● **ESTRATTO DEL TESTO**:
══════════════════════════════
L’infanzia come punto di vista
C’era una volta un passero di Alejandra Costamagna (Edicola Ediciones) è una piccola elegia della famiglia, come è stata e come non sarà più. Sullo sfondo, la storia del Cile che lacera tutto quello che gli si para davanti.
Nel primo racconto l’autrice ci immerge nei giorni dell’infanzia: pensieri e punto di vista sono quelli della bambina che coglie alcuni dettagli profondi, che ha le sue ossessioni, i suoi legami diretti, di pancia, con quello che le sta intorno.
Un filo conduttore interessante e che viene colto con quel piglio magico e allo stesso tempo attento alla realtà, spesso caratterizzante molta letteratura sudamericana, è quello del sogno.
È il sogno quello che lega questa bambina alla mamma; sullo sfondo, un viaggio verso l’Argentina.
Il trittico di racconti
In questo trittico sono importanti e polarizzanti il racconto iniziale e il racconto finale: dipingono entrambi la disgregazione della famiglia vista dal punto di vista della bambina, da un punto di vista distintivo e intuitivo che sembra essere nelle corde della Costamagna.
══════════════════════════════
[Voci di dati estratti]

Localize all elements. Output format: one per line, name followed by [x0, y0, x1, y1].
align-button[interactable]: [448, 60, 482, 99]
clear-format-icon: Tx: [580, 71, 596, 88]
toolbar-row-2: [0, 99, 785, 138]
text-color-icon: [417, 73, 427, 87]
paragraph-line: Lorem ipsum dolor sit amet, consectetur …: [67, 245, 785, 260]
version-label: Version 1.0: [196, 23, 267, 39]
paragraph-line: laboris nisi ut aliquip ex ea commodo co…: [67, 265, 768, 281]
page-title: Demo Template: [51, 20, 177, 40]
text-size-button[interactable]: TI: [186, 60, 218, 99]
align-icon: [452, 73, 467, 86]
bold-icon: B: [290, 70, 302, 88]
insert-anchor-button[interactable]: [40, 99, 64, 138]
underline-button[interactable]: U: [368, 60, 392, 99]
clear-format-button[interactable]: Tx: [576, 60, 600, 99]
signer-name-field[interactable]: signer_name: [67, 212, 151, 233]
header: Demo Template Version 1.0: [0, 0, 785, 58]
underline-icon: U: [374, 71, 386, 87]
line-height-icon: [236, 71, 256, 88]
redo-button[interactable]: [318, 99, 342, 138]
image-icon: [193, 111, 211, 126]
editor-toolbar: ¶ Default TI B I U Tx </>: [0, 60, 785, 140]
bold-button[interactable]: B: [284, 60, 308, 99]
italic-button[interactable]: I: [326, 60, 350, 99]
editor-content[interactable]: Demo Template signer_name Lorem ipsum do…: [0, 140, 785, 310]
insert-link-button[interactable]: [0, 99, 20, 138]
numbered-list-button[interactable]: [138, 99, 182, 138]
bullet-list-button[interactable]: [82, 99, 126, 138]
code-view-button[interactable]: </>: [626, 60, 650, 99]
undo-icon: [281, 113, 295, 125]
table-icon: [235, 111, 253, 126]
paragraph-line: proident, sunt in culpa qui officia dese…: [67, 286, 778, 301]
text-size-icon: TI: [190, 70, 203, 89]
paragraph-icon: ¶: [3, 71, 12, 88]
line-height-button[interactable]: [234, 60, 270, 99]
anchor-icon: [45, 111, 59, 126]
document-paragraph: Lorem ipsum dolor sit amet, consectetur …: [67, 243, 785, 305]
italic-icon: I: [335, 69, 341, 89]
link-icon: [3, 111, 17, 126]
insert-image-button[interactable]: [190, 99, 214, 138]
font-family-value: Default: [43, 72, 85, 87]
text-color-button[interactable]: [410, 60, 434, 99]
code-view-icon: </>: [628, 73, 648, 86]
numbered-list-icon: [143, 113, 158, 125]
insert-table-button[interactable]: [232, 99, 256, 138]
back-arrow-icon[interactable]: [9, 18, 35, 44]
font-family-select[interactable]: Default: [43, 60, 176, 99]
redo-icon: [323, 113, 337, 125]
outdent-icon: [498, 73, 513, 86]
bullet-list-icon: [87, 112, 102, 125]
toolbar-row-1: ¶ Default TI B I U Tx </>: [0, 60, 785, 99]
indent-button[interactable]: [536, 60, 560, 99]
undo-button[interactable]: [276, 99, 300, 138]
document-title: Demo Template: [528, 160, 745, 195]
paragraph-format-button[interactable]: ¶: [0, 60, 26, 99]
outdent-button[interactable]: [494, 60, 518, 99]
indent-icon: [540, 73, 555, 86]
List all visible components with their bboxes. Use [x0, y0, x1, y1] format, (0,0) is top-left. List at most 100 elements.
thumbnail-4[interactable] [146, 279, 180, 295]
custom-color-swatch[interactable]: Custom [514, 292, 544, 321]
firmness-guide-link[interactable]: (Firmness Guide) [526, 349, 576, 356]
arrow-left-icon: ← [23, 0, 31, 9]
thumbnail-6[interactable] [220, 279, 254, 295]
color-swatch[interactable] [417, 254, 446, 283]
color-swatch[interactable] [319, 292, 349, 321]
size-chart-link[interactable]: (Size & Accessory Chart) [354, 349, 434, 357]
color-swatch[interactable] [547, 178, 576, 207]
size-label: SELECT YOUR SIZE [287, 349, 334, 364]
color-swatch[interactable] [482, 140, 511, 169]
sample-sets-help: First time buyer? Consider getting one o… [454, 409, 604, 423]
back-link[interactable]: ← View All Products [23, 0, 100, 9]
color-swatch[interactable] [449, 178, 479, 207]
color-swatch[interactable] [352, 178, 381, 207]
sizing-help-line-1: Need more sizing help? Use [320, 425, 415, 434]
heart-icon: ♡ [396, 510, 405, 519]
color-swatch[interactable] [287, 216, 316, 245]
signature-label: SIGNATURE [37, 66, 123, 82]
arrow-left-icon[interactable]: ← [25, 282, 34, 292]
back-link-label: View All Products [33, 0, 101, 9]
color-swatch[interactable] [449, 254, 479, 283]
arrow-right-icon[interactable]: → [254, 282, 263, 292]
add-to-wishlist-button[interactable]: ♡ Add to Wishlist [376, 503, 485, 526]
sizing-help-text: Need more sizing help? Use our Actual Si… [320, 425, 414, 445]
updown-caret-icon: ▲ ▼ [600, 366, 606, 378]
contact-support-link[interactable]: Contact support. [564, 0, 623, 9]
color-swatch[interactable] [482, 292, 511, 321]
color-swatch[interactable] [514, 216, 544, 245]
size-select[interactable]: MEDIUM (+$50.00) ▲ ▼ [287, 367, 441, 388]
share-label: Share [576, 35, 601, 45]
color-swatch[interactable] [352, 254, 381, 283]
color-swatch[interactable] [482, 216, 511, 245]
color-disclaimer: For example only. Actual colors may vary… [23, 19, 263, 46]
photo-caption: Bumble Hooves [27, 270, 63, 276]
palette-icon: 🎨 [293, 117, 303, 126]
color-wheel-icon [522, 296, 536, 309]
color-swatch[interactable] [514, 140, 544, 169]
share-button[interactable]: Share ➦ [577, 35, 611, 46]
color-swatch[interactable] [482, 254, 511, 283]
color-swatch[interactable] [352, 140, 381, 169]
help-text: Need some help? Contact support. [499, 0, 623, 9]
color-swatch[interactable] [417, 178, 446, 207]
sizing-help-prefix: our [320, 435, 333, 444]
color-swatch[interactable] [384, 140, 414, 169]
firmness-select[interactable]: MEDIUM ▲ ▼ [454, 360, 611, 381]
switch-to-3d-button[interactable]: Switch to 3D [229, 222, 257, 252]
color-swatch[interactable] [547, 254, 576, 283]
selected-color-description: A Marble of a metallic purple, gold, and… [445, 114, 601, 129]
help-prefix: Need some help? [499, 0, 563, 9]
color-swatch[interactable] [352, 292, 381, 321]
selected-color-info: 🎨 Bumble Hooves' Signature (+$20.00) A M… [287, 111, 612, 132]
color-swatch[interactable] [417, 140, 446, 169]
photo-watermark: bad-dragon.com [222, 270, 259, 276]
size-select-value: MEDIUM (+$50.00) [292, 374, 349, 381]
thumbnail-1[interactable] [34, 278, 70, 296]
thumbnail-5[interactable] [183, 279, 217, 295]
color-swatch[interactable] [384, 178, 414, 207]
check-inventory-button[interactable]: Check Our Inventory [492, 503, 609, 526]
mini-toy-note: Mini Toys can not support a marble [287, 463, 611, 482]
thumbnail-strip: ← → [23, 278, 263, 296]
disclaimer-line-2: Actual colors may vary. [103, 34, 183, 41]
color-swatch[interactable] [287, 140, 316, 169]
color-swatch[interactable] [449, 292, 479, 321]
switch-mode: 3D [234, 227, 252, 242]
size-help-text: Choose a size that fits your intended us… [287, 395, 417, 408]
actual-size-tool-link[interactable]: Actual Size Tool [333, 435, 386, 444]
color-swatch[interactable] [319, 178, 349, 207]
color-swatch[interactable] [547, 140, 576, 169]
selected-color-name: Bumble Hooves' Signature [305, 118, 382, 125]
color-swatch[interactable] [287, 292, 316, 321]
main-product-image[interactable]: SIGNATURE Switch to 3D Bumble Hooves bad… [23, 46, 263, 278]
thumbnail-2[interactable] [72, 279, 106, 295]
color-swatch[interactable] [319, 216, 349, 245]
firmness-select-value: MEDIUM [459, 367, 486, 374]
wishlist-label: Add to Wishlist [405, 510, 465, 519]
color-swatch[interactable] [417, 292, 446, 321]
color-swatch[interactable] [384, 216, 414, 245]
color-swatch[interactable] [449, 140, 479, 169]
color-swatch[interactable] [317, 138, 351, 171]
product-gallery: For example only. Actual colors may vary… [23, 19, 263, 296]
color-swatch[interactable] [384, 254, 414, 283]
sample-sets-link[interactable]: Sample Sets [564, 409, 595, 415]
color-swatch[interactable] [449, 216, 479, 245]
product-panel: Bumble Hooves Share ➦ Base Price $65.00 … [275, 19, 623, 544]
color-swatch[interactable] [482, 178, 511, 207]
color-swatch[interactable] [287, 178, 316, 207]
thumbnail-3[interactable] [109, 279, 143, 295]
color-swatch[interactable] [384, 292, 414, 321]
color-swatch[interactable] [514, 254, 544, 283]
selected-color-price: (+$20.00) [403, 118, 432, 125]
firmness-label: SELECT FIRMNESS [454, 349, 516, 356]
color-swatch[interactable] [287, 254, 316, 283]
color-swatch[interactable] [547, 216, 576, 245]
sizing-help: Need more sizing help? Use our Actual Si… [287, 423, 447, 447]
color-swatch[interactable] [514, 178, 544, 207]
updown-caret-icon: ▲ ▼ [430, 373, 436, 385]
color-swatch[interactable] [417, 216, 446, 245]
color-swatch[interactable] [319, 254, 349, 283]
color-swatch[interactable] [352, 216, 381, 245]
══════════════════════════════
● **ATTIVITÀ 1**: Secondo il testo su C'era una volta un passero, che cosa lega la bambina alla mamma?
● **ATTIVITÀ 2**: Per favore, prosegui il testo su C'era una volta un passero partendo dopo la sua ultima frase.

● **SPAZIO RISPOSTA 1**: Il sogno.

● **SPAZIO RISPOSTA 2**:
Nel primo si narra più di una disgregazione affettiva e comunicativa; nel secondo interviene la storia del Cile, della dittatura, che cambierà per sempre le vite di queste persone, una cicatrice umana che rimane e non va via.
Cile e Argentina: realtà e sogno
In questo racconto emerge più distinta la dicotomia, già tratteggiata nel primo, tra il Cile del presente storico, quello della dittatura, e l’Argentina vista come via d’uscita, come sogno di una clandestinità libera e felice.
Una piccola raccolta che ci mostra una voce autoriale distinta e peculiare; ora attendiamo con interesse di leggere il suo primo romanzo.